RECORD EXCERPTS:
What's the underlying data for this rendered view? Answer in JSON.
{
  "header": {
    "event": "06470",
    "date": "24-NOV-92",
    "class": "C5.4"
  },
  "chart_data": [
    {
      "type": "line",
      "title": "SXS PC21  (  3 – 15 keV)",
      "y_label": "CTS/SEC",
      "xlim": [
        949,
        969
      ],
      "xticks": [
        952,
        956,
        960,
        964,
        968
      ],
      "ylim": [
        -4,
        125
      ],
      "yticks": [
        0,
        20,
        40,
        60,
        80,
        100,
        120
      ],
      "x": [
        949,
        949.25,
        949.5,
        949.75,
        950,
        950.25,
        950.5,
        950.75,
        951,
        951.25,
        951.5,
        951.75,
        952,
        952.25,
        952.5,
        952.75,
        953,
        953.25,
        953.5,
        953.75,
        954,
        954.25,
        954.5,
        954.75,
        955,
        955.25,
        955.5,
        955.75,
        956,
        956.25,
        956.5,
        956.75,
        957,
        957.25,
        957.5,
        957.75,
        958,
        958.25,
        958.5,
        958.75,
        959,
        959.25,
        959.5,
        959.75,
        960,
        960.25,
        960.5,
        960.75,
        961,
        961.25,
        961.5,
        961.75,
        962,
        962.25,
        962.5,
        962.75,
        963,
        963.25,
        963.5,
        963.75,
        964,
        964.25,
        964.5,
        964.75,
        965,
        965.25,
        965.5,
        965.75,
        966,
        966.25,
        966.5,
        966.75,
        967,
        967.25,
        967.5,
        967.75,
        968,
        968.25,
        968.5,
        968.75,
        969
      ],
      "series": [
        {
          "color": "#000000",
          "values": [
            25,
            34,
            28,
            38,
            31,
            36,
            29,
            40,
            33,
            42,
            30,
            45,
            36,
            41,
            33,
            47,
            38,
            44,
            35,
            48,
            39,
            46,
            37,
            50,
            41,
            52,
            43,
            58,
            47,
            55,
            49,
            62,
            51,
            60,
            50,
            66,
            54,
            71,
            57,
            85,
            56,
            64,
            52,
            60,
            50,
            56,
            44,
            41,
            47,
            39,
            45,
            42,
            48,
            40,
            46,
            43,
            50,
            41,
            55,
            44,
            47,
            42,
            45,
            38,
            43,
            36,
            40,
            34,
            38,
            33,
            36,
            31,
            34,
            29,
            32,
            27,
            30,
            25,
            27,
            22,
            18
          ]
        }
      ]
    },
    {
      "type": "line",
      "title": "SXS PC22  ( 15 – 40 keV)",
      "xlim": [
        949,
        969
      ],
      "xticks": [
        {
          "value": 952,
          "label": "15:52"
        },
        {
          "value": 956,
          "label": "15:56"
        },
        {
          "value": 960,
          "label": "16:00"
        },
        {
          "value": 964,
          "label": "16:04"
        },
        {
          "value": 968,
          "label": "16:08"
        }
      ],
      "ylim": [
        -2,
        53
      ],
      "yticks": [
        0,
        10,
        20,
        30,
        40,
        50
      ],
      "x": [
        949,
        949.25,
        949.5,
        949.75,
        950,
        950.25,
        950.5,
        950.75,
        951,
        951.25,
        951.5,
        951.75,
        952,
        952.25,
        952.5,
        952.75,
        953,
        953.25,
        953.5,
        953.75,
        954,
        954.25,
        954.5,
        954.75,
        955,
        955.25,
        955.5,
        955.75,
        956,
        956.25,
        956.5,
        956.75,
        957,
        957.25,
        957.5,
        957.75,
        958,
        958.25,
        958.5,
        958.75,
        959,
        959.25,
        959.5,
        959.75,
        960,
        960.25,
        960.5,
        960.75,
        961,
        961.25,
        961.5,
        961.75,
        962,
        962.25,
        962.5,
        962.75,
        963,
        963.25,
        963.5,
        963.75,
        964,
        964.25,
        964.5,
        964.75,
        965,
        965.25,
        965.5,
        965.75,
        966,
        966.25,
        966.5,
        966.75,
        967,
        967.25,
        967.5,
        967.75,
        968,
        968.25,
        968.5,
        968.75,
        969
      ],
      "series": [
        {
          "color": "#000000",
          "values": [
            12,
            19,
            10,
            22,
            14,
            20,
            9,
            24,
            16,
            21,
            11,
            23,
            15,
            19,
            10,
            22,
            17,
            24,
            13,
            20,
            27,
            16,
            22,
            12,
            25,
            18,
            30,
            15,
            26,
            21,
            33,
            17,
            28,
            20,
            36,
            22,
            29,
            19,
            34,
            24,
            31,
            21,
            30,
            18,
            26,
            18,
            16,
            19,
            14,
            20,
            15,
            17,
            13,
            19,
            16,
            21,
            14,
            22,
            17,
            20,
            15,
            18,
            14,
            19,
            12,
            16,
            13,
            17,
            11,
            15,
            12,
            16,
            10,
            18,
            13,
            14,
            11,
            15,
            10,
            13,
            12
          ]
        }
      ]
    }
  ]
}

WHAT YOU NEED TO DO: Nothing should be left out: return all of the records exactly.

FINAL RESULT:
What's the underlying data for this rendered view? Answer in JSON.
{
  "header": {
    "event": "06470",
    "date": "24-NOV-92",
    "class": "C5.4"
  },
  "chart_data": [
    {
      "type": "line",
      "title": "SXS PC21  (  3 – 15 keV)",
      "y_label": "CTS/SEC",
      "xlim": [
        949,
        969
      ],
      "xticks": [
        952,
        956,
        960,
        964,
        968
      ],
      "ylim": [
        -4,
        125
      ],
      "yticks": [
        0,
        20,
        40,
        60,
        80,
        100,
        120
      ],
      "x": [
        949,
        949.25,
        949.5,
        949.75,
        950,
        950.25,
        950.5,
        950.75,
        951,
        951.25,
        951.5,
        951.75,
        952,
        952.25,
        952.5,
        952.75,
        953,
        953.25,
        953.5,
        953.75,
        954,
        954.25,
        954.5,
        954.75,
        955,
        955.25,
        955.5,
        955.75,
        956,
        956.25,
        956.5,
        956.75,
        957,
        957.25,
        957.5,
        957.75,
        958,
        958.25,
        958.5,
        958.75,
        959,
        959.25,
        959.5,
        959.75,
        960,
        960.25,
        960.5,
        960.75,
        961,
        961.25,
        961.5,
        961.75,
        962,
        962.25,
        962.5,
        962.75,
        963,
        963.25,
        963.5,
        963.75,
        964,
        964.25,
        964.5,
        964.75,
        965,
        965.25,
        965.5,
        965.75,
        966,
        966.25,
        966.5,
        966.75,
        967,
        967.25,
        967.5,
        967.75,
        968,
        968.25,
        968.5,
        968.75,
        969
      ],
      "series": [
        {
          "color": "#000000",
          "values": [
            25,
            34,
            28,
            38,
            31,
            36,
            29,
            40,
            33,
            42,
            30,
            45,
            36,
            41,
            33,
            47,
            38,
            44,
            35,
            48,
            39,
            46,
            37,
            50,
            41,
            52,
            43,
            58,
            47,
            55,
            49,
            62,
            51,
            60,
            50,
            66,
            54,
            71,
            57,
            85,
            56,
            64,
            52,
            60,
            50,
            56,
            44,
            41,
            47,
            39,
            45,
            42,
            48,
            40,
            46,
            43,
            50,
            41,
            55,
            44,
            47,
            42,
            45,
            38,
            43,
            36,
            40,
            34,
            38,
            33,
            36,
            31,
            34,
            29,
            32,
            27,
            30,
            25,
            27,
            22,
            18
          ]
        }
      ]
    },
    {
      "type": "line",
      "title": "SXS PC22  ( 15 – 40 keV)",
      "xlim": [
        949,
        969
      ],
      "xticks": [
        {
          "value": 952,
          "label": "15:52"
        },
        {
          "value": 956,
          "label": "15:56"
        },
        {
          "value": 960,
          "label": "16:00"
        },
        {
          "value": 964,
          "label": "16:04"
        },
        {
          "value": 968,
          "label": "16:08"
        }
      ],
      "ylim": [
        -2,
        53
      ],
      "yticks": [
        0,
        10,
        20,
        30,
        40,
        50
      ],
      "x": [
        949,
        949.25,
        949.5,
        949.75,
        950,
        950.25,
        950.5,
        950.75,
        951,
        951.25,
        951.5,
        951.75,
        952,
        952.25,
        952.5,
        952.75,
        953,
        953.25,
        953.5,
        953.75,
        954,
        954.25,
        954.5,
        954.75,
        955,
        955.25,
        955.5,
        955.75,
        956,
        956.25,
        956.5,
        956.75,
        957,
        957.25,
        957.5,
        957.75,
        958,
        958.25,
        958.5,
        958.75,
        959,
        959.25,
        959.5,
        959.75,
        960,
        960.25,
        960.5,
        960.75,
        961,
        961.25,
        961.5,
        961.75,
        962,
        962.25,
        962.5,
        962.75,
        963,
        963.25,
        963.5,
        963.75,
        964,
        964.25,
        964.5,
        964.75,
        965,
        965.25,
        965.5,
        965.75,
        966,
        966.25,
        966.5,
        966.75,
        967,
        967.25,
        967.5,
        967.75,
        968,
        968.25,
        968.5,
        968.75,
        969
      ],
      "series": [
        {
          "color": "#000000",
          "values": [
            12,
            19,
            10,
            22,
            14,
            20,
            9,
            24,
            16,
            21,
            11,
            23,
            15,
            19,
            10,
            22,
            17,
            24,
            13,
            20,
            27,
            16,
            22,
            12,
            25,
            18,
            30,
            15,
            26,
            21,
            33,
            17,
            28,
            20,
            36,
            22,
            29,
            19,
            34,
            24,
            31,
            21,
            30,
            18,
            26,
            18,
            16,
            19,
            14,
            20,
            15,
            17,
            13,
            19,
            16,
            21,
            14,
            22,
            17,
            20,
            15,
            18,
            14,
            19,
            12,
            16,
            13,
            17,
            11,
            15,
            12,
            16,
            10,
            18,
            13,
            14,
            11,
            15,
            10,
            13,
            12
          ]
        }
      ]
    }
  ]
}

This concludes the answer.